# Given task:
Copy every line of the listing that holds the string "Gowalla".

++++ Data supplied

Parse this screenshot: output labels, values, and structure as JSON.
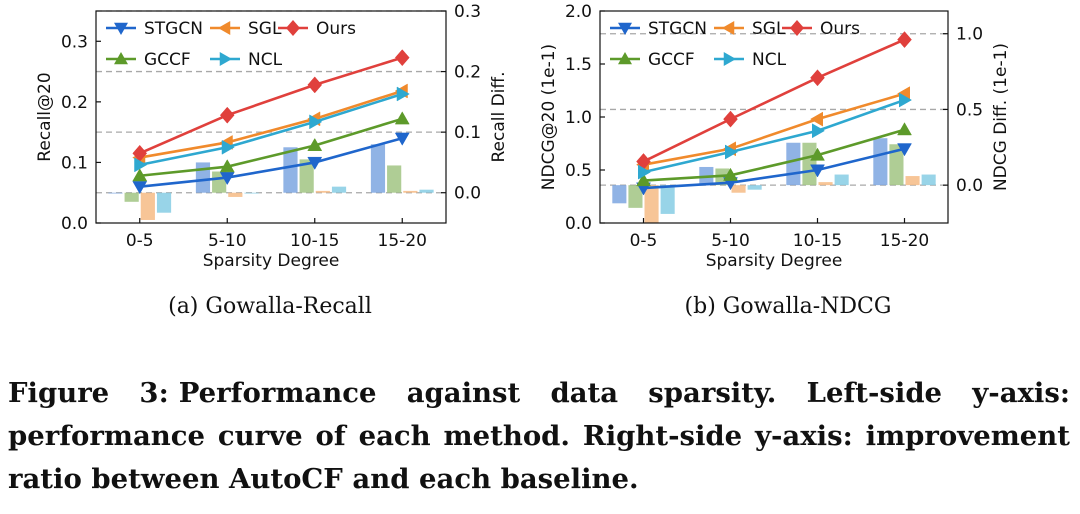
{
  "figure": {
    "caption_label": "Figure 3:",
    "caption_text": "Performance against data sparsity. Left-side y-axis: performance curve of each method. Right-side y-axis: improvement ratio between AutoCF and each baseline.",
    "subcaptions": [
      "(a)  Gowalla-Recall",
      "(b)  Gowalla-NDCG"
    ]
  },
  "colors": {
    "STGCN": "#1f66cc",
    "SGL": "#f08a2c",
    "Ours": "#e0403c",
    "GCCF": "#5d9a2a",
    "NCL": "#2ea8d0"
  },
  "markers": {
    "STGCN": "triangle-down",
    "SGL": "triangle-left",
    "Ours": "diamond",
    "GCCF": "triangle-up",
    "NCL": "triangle-right"
  },
  "chart_data": [
    {
      "type": "bar",
      "subtitle": "(a)  Gowalla-Recall",
      "categories": [
        "0-5",
        "5-10",
        "10-15",
        "15-20"
      ],
      "xlabel": "Sparsity Degree",
      "ylabel": "Recall@20",
      "ylim": [
        0,
        0.35
      ],
      "yticks": [
        0.0,
        0.1,
        0.2,
        0.3
      ],
      "ytick_labels": [
        "0.0",
        "0.1",
        "0.2",
        "0.3"
      ],
      "y2label": "Recall Diff.",
      "y2lim": [
        -0.05,
        0.3
      ],
      "y2ticks": [
        0.0,
        0.1,
        0.2,
        0.3
      ],
      "y2tick_labels": [
        "0.0",
        "0.1",
        "0.2",
        "0.3"
      ],
      "grid": "dashed at right-axis ticks",
      "legend": "top-left",
      "legend_order": [
        "STGCN",
        "SGL",
        "Ours",
        "GCCF",
        "NCL"
      ],
      "lines": [
        {
          "name": "STGCN",
          "values": [
            0.06,
            0.075,
            0.1,
            0.14
          ]
        },
        {
          "name": "SGL",
          "values": [
            0.108,
            0.133,
            0.172,
            0.218
          ]
        },
        {
          "name": "Ours",
          "values": [
            0.115,
            0.178,
            0.228,
            0.273
          ]
        },
        {
          "name": "GCCF",
          "values": [
            0.078,
            0.093,
            0.128,
            0.172
          ]
        },
        {
          "name": "NCL",
          "values": [
            0.096,
            0.125,
            0.167,
            0.213
          ]
        }
      ],
      "bars": [
        {
          "name": "STGCN",
          "values": [
            0.0,
            0.05,
            0.075,
            0.08
          ]
        },
        {
          "name": "GCCF",
          "values": [
            -0.015,
            0.035,
            0.055,
            0.045
          ]
        },
        {
          "name": "SGL",
          "values": [
            -0.045,
            -0.007,
            0.003,
            0.003
          ]
        },
        {
          "name": "NCL",
          "values": [
            -0.033,
            0.0,
            0.01,
            0.005
          ]
        }
      ]
    },
    {
      "type": "bar",
      "subtitle": "(b)  Gowalla-NDCG",
      "categories": [
        "0-5",
        "5-10",
        "10-15",
        "15-20"
      ],
      "xlabel": "Sparsity Degree",
      "ylabel": "NDCG@20 (1e-1)",
      "ylim": [
        0,
        2.0
      ],
      "yticks": [
        0.0,
        0.5,
        1.0,
        1.5,
        2.0
      ],
      "ytick_labels": [
        "0.0",
        "0.5",
        "1.0",
        "1.5",
        "2.0"
      ],
      "y2label": "NDCG Diff. (1e-1)",
      "y2lim": [
        -0.25,
        1.15
      ],
      "y2ticks": [
        0.0,
        0.5,
        1.0
      ],
      "y2tick_labels": [
        "0.0",
        "0.5",
        "1.0"
      ],
      "grid": "dashed at right-axis ticks",
      "legend": "top-left",
      "legend_order": [
        "STGCN",
        "SGL",
        "Ours",
        "GCCF",
        "NCL"
      ],
      "lines": [
        {
          "name": "STGCN",
          "values": [
            0.33,
            0.38,
            0.5,
            0.7
          ]
        },
        {
          "name": "SGL",
          "values": [
            0.55,
            0.7,
            0.98,
            1.22
          ]
        },
        {
          "name": "Ours",
          "values": [
            0.58,
            0.98,
            1.37,
            1.73
          ]
        },
        {
          "name": "GCCF",
          "values": [
            0.4,
            0.45,
            0.64,
            0.88
          ]
        },
        {
          "name": "NCL",
          "values": [
            0.48,
            0.67,
            0.87,
            1.16
          ]
        }
      ],
      "bars": [
        {
          "name": "STGCN",
          "values": [
            -0.12,
            0.12,
            0.28,
            0.31
          ]
        },
        {
          "name": "GCCF",
          "values": [
            -0.15,
            0.11,
            0.28,
            0.27
          ]
        },
        {
          "name": "SGL",
          "values": [
            -0.25,
            -0.05,
            0.02,
            0.06
          ]
        },
        {
          "name": "NCL",
          "values": [
            -0.19,
            -0.03,
            0.07,
            0.07
          ]
        }
      ]
    }
  ]
}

++++++++

# Result of the exercise:
      "(a)  Gowalla-Recall",
      "(b)  Gowalla-NDCG"
      "subtitle": "(a)  Gowalla-Recall",
      "subtitle": "(b)  Gowalla-NDCG",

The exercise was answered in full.